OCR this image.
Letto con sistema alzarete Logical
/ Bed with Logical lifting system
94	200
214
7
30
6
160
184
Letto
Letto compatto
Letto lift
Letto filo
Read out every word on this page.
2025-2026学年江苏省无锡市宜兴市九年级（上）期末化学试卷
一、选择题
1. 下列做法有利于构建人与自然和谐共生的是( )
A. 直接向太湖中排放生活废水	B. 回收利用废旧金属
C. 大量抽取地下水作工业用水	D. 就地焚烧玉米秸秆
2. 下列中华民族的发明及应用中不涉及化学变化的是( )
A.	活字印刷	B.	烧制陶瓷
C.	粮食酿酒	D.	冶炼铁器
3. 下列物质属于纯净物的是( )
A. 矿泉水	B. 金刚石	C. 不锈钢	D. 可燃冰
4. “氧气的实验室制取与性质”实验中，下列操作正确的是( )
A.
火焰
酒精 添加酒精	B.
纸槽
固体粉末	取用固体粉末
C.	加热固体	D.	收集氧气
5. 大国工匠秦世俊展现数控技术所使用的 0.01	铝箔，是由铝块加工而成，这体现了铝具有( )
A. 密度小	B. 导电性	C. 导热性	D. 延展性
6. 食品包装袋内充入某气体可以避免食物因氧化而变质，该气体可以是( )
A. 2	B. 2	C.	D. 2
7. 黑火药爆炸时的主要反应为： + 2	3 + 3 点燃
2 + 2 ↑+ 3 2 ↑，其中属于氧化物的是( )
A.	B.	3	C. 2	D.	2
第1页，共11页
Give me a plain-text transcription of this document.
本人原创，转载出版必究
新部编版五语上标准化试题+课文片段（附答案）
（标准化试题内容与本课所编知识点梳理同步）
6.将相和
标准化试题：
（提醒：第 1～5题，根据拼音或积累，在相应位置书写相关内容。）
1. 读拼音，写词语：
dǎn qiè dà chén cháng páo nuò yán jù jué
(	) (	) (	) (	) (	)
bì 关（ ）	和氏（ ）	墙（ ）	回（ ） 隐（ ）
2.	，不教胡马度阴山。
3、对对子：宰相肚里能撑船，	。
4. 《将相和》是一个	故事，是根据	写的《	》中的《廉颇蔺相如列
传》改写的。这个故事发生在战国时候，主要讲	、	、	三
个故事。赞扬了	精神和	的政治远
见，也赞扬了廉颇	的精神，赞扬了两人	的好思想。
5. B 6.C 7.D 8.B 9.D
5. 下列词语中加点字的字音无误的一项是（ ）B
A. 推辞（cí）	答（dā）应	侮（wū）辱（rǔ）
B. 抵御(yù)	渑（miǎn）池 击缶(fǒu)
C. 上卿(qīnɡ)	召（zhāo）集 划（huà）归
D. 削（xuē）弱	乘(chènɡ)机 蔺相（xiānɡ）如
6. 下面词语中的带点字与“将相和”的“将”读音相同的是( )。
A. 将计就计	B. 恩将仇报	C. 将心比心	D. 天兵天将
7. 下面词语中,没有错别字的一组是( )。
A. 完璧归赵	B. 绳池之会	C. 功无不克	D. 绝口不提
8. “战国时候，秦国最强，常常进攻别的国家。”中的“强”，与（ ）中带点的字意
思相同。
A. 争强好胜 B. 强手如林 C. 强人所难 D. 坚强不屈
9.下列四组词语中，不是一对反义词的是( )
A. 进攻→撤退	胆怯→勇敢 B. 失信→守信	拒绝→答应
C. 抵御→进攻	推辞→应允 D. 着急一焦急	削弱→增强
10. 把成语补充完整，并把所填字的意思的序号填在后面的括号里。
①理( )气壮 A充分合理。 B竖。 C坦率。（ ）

━━━

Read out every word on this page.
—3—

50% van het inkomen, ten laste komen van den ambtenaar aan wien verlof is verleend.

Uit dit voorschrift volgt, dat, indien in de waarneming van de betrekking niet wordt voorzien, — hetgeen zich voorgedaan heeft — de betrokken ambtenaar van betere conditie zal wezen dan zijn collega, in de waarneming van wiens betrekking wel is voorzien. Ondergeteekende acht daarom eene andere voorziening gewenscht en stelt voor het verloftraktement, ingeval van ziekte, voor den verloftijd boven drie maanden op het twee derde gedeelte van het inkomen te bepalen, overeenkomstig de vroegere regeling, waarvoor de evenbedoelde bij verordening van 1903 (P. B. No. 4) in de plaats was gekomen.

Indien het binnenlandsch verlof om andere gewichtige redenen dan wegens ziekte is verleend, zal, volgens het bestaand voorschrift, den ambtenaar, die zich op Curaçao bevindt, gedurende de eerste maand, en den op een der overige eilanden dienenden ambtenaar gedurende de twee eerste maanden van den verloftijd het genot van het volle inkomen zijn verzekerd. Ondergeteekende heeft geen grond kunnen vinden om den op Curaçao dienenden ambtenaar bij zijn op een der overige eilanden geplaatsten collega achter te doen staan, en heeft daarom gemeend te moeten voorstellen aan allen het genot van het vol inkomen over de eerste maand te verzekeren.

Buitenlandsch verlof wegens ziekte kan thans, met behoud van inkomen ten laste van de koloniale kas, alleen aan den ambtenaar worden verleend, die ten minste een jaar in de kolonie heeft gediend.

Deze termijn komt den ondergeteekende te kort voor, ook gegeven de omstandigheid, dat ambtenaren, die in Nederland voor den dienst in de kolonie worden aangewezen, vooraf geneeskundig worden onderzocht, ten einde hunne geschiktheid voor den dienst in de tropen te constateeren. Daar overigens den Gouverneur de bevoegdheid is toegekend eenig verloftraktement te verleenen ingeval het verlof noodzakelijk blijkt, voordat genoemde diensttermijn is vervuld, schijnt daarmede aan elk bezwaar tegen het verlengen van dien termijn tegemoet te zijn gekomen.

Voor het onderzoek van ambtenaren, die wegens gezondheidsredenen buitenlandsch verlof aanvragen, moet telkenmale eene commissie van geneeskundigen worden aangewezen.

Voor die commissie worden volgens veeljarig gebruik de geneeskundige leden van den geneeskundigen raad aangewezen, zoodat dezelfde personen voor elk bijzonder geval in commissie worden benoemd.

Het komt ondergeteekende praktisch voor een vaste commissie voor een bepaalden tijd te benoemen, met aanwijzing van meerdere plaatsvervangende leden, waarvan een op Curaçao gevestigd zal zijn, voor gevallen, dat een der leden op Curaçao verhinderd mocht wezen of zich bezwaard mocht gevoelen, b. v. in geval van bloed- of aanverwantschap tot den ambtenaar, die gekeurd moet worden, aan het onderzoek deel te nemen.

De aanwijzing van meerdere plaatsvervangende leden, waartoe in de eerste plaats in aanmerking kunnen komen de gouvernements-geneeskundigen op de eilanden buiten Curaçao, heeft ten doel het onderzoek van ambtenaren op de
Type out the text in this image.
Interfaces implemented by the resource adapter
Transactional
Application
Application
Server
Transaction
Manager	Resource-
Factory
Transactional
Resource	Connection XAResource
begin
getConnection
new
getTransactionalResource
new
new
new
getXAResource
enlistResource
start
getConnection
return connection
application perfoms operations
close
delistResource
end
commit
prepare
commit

━━━

Objective:
Collect every line above that contains the word "wegens".

Solution to this exercise:
Indien het binnenlandsch verlof om andere gewichtige redenen dan wegens ziekte is verleend, zal, volgens het bestaand voorschrift, den ambtenaar, die zich op Curaçao bevindt, gedurende de eerste maand, en den op een der overige eilanden dienenden ambtenaar gedurende de twee eerste maanden van den verloftijd het genot van het volle inkomen zijn verzekerd. Ondergeteekende heeft geen grond kunnen vinden om den op Curaçao dienenden ambtenaar bij zijn op een der overige eilanden geplaatsten collega achter te doen staan, en heeft daarom gemeend te moeten voorstellen aan allen het genot van het vol inkomen over de eerste maand te verzekeren.
Buitenlandsch verlof wegens ziekte kan thans, met behoud van inkomen ten laste van de koloniale kas, alleen aan den ambtenaar worden verleend, die ten minste een jaar in de kolonie heeft gediend.
Voor het onderzoek van ambtenaren, die wegens gezondheidsredenen buitenlandsch verlof aanvragen, moet telkenmale eene commissie van geneeskundigen worden aangewezen.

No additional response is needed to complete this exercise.